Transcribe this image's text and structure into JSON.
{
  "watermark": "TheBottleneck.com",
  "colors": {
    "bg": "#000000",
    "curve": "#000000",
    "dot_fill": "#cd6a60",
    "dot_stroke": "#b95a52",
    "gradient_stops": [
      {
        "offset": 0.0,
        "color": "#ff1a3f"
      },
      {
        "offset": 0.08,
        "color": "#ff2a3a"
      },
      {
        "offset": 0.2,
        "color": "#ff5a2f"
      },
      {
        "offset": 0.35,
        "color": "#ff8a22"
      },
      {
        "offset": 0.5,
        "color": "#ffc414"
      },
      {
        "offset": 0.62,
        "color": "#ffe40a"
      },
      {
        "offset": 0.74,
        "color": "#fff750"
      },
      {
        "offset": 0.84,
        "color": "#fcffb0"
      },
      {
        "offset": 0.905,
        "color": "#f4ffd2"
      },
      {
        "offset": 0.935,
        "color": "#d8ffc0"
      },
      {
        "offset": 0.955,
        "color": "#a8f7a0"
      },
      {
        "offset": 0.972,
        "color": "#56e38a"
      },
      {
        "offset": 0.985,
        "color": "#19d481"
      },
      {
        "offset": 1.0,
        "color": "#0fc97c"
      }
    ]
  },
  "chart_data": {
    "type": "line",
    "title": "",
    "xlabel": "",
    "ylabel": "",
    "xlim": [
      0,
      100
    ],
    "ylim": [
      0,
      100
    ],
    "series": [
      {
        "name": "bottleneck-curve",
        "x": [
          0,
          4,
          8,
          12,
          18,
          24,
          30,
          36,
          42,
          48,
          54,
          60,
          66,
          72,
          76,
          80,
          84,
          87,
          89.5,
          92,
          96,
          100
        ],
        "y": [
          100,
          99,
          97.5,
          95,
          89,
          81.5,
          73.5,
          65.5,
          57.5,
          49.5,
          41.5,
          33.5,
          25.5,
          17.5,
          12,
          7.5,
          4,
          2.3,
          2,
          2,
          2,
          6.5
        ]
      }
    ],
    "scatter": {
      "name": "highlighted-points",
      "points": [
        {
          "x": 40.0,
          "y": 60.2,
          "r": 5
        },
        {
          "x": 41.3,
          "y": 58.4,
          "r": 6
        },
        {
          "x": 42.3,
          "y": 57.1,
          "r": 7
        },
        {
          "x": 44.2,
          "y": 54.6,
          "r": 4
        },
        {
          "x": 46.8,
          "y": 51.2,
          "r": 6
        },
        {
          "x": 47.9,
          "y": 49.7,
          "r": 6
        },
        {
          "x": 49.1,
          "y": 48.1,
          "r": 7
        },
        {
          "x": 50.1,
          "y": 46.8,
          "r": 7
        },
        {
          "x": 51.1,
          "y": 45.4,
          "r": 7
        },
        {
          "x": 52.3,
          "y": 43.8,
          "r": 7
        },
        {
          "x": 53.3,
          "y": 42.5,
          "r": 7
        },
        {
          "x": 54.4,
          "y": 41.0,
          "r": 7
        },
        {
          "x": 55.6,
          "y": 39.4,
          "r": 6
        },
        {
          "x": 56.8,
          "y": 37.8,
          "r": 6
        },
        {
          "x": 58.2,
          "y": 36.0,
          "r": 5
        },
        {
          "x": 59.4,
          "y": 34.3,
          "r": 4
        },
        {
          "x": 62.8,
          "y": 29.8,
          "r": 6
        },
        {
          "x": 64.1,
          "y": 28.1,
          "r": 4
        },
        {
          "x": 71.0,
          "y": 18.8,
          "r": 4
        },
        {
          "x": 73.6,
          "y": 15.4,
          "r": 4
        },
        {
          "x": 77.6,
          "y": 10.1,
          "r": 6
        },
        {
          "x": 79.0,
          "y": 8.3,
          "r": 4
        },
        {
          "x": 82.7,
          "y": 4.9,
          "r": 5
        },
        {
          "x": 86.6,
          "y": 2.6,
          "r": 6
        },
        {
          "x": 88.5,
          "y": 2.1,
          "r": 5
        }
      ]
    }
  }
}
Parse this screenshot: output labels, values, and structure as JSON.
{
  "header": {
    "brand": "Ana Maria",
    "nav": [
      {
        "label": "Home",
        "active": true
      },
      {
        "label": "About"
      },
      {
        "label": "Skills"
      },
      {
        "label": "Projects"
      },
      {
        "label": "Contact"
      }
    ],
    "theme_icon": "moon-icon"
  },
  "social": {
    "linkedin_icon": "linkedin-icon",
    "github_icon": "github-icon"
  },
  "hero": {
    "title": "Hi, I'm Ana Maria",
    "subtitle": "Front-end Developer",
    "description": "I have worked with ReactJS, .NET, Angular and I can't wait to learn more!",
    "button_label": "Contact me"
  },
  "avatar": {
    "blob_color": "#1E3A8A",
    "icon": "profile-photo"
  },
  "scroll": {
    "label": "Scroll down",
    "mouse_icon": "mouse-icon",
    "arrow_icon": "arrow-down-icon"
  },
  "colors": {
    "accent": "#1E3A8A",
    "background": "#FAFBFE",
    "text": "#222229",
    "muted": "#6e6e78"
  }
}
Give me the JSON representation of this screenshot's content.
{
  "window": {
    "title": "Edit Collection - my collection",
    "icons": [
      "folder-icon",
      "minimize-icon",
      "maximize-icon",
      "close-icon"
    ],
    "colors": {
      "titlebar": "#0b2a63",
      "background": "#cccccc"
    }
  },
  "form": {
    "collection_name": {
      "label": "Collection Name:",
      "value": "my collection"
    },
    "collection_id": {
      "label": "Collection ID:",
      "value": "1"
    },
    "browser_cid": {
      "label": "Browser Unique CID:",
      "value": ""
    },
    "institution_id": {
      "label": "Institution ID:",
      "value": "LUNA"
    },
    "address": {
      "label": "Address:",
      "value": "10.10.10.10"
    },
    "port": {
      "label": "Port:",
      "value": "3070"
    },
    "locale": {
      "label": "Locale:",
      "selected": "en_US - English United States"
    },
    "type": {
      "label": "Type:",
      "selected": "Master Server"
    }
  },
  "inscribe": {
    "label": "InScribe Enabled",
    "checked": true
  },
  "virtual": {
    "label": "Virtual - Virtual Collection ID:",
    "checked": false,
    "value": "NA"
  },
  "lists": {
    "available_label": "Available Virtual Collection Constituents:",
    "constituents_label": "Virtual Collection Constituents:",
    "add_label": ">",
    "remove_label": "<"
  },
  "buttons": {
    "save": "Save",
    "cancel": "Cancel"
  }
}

● ● ●

JOB:
From the listing, tally every line with the word "down" in it and give only the tally.

ANSWER IN FULL:
2